>> BEGIN RAW DATA

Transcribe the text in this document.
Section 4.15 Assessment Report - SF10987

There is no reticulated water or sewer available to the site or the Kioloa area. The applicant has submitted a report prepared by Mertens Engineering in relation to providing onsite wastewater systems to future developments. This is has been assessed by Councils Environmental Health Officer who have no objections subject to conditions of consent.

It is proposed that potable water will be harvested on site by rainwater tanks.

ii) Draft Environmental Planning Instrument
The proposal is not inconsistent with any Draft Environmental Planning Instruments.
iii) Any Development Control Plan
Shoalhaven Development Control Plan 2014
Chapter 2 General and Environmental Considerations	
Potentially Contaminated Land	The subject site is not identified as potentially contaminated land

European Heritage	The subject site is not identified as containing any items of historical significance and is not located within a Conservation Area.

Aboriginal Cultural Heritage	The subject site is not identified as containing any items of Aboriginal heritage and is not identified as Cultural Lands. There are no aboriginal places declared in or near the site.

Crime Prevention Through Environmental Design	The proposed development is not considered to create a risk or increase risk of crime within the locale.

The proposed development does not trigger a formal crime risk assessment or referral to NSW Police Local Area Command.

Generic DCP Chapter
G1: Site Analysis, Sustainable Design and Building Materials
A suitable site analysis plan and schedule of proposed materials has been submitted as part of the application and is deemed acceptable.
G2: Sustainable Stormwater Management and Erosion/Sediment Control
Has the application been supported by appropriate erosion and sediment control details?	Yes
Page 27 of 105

>> END RAW DATA

SHORT PROBLEM: Find "identified". Copy every line it occurs in.

EXERCISE RESPONSE:
Potentially Contaminated Land	The subject site is not identified as potentially contaminated land
European Heritage	The subject site is not identified as containing any items of historical significance and is not located within a Conservation Area.
Aboriginal Cultural Heritage	The subject site is not identified as containing any items of Aboriginal heritage and is not identified as Cultural Lands. There are no aboriginal places declared in or near the site.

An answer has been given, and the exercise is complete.